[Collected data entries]
"""
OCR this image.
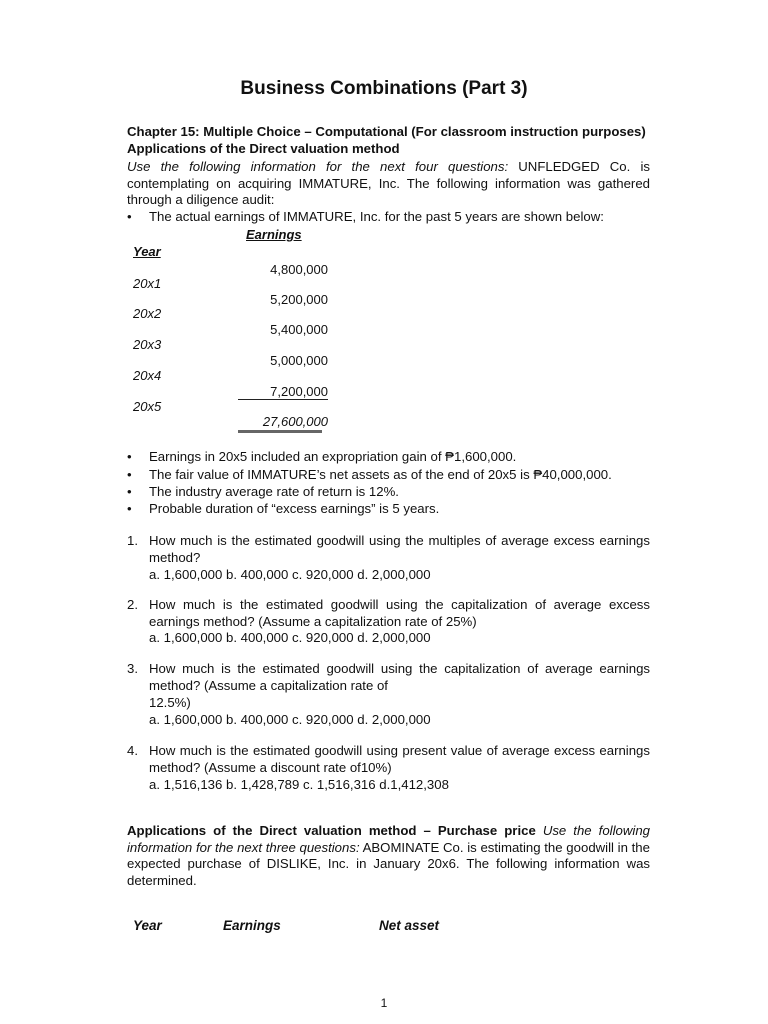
Business Combinations (Part 3)
Chapter 15: Multiple Choice – Computational (For classroom instruction purposes)
Applications of the Direct valuation method
Use the following information for the next four questions: UNFLEDGED Co. is contemplating on acquiring IMMATURE, Inc. The following information was gathered through a diligence audit:
• The actual earnings of IMMATURE, Inc. for the past 5 years are shown below:
Earnings
Year
4,800,000
20x1
5,200,000
20x2
5,400,000
20x3
5,000,000
20x4
7,200,000
20x5
27,600,000
• Earnings in 20x5 included an expropriation gain of ₱1,600,000.
• The fair value of IMMATURE’s net assets as of the end of 20x5 is ₱40,000,000.
• The industry average rate of return is 12%.
• Probable duration of “excess earnings” is 5 years.
1. How much is the estimated goodwill using the multiples of average excess earnings method?
a. 1,600,000 b. 400,000 c. 920,000 d. 2,000,000
2. How much is the estimated goodwill using the capitalization of average excess earnings method? (Assume a capitalization rate of 25%)
a. 1,600,000 b. 400,000 c. 920,000 d. 2,000,000
3. How much is the estimated goodwill using the capitalization of average earnings method? (Assume a capitalization rate of
12.5%)
a. 1,600,000 b. 400,000 c. 920,000 d. 2,000,000
4. How much is the estimated goodwill using present value of average excess earnings method? (Assume a discount rate of10%)
a. 1,516,136 b. 1,428,789 c. 1,516,316 d.1,412,308
Applications of the Direct valuation method – Purchase price Use the following information for the next three questions: ABOMINATE Co. is estimating the goodwill in the expected purchase of DISLIKE, Inc. in January 20x6. The following information was determined.
Year	Earnings	Net asset
1
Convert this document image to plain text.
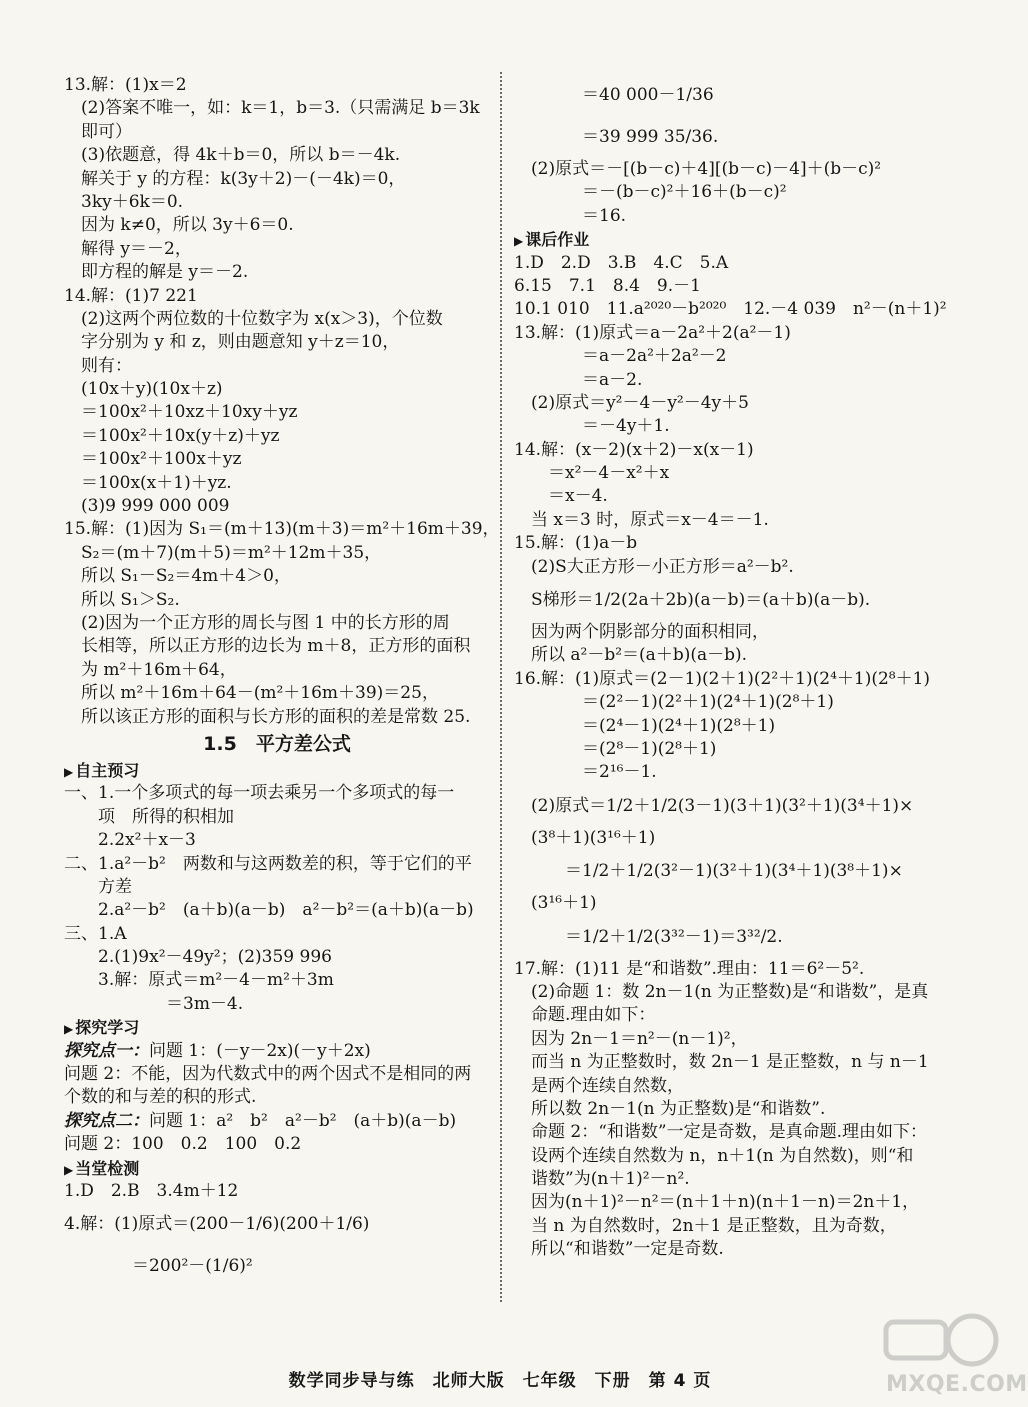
13.解：(1)x＝2
　(2)答案不唯一，如：k＝1，b＝3.（只需满足 b＝3k
　即可）
　(3)依题意，得 4k＋b＝0，所以 b＝－4k.
　解关于 y 的方程：k(3y＋2)－(－4k)＝0，
　3ky＋6k＝0.
　因为 k≠0，所以 3y＋6＝0.
　解得 y＝－2，
　即方程的解是 y＝－2.
14.解：(1)7 221
　(2)这两个两位数的十位数字为 x(x＞3)，个位数
　字分别为 y 和 z，则由题意知 y＋z＝10，
　则有：
　(10x＋y)(10x＋z)
　＝100x²＋10xz＋10xy＋yz
　＝100x²＋10x(y＋z)＋yz
　＝100x²＋100x＋yz
　＝100x(x＋1)＋yz.
　(3)9 999 000 009
15.解：(1)因为 S₁＝(m＋13)(m＋3)＝m²＋16m＋39，
　S₂＝(m＋7)(m＋5)＝m²＋12m＋35，
　所以 S₁－S₂＝4m＋4＞0，
　所以 S₁＞S₂.
　(2)因为一个正方形的周长与图 1 中的长方形的周
　长相等，所以正方形的边长为 m＋8，正方形的面积
　为 m²＋16m＋64，
　所以 m²＋16m＋64－(m²＋16m＋39)＝25，
　所以该正方形的面积与长方形的面积的差是常数 25.
1.5　平方差公式
▶ 自主预习
一、1.一个多项式的每一项去乘另一个多项式的每一
　　项　所得的积相加
　　2.2x²＋x－3
二、1.a²－b²　两数和与这两数差的积，等于它们的平
　　方差
　　2.a²－b²　(a＋b)(a－b)　a²－b²＝(a＋b)(a－b)
三、1.A
　　2.(1)9x²－49y²；(2)359 996
　　3.解：原式＝m²－4－m²＋3m
　　　　　　＝3m－4.
▶ 探究学习
探究点一：问题 1：(－y－2x)(－y＋2x)
问题 2：不能，因为代数式中的两个因式不是相同的两
个数的和与差的积的形式.
探究点二：问题 1：a²　b²　a²－b²　(a＋b)(a－b)
问题 2：100　0.2　100　0.2
▶ 当堂检测
1.D　2.B　3.4m＋12
4.解：(1)原式＝(200－1/6)(200＋1/6)
　　　　＝200²－(1/6)²
　　　　＝40 000－1/36
　　　　＝39 999 35/36.
　(2)原式＝－[(b－c)＋4][(b－c)－4]＋(b－c)²
　　　　＝－(b－c)²＋16＋(b－c)²
　　　　＝16.
▶ 课后作业
1.D　2.D　3.B　4.C　5.A
6.15　7.1　8.4　9.－1
10.1 010　11.a²⁰²⁰－b²⁰²⁰　12.－4 039　n²－(n＋1)²
13.解：(1)原式＝a－2a²＋2(a²－1)
　　　　＝a－2a²＋2a²－2
　　　　＝a－2.
　(2)原式＝y²－4－y²－4y＋5
　　　　＝－4y＋1.
14.解：(x－2)(x＋2)－x(x－1)
　　＝x²－4－x²＋x
　　＝x－4.
　当 x＝3 时，原式＝x－4＝－1.
15.解：(1)a－b
　(2)S大正方形－小正方形＝a²－b².
　S梯形＝1/2(2a＋2b)(a－b)＝(a＋b)(a－b).
　因为两个阴影部分的面积相同，
　所以 a²－b²＝(a＋b)(a－b).
16.解：(1)原式＝(2－1)(2＋1)(2²＋1)(2⁴＋1)(2⁸＋1)
　　　　＝(2²－1)(2²＋1)(2⁴＋1)(2⁸＋1)
　　　　＝(2⁴－1)(2⁴＋1)(2⁸＋1)
　　　　＝(2⁸－1)(2⁸＋1)
　　　　＝2¹⁶－1.
　(2)原式＝1/2＋1/2(3－1)(3＋1)(3²＋1)(3⁴＋1)×
　(3⁸＋1)(3¹⁶＋1)
　　　＝1/2＋1/2(3²－1)(3²＋1)(3⁴＋1)(3⁸＋1)×
　(3¹⁶＋1)
　　　＝1/2＋1/2(3³²－1)＝3³²/2.
17.解：(1)11 是“和谐数”.理由：11＝6²－5².
　(2)命题 1：数 2n－1(n 为正整数)是“和谐数”，是真
　命题.理由如下：
　因为 2n－1＝n²－(n－1)²，
　而当 n 为正整数时，数 2n－1 是正整数，n 与 n－1
　是两个连续自然数，
　所以数 2n－1(n 为正整数)是“和谐数”.
　命题 2：“和谐数”一定是奇数，是真命题.理由如下：
　设两个连续自然数为 n，n＋1(n 为自然数)，则“和
　谐数”为(n＋1)²－n².
　因为(n＋1)²－n²＝(n＋1＋n)(n＋1－n)＝2n＋1，
　当 n 为自然数时，2n＋1 是正整数，且为奇数，
　所以“和谐数”一定是奇数.
数学同步导与练　北师大版　七年级　下册　第 4 页	MXQE.COM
"""
■ **What is asked**
Give solely the number of lines in the data that contain the string "estimated".

■ **The completed task**
4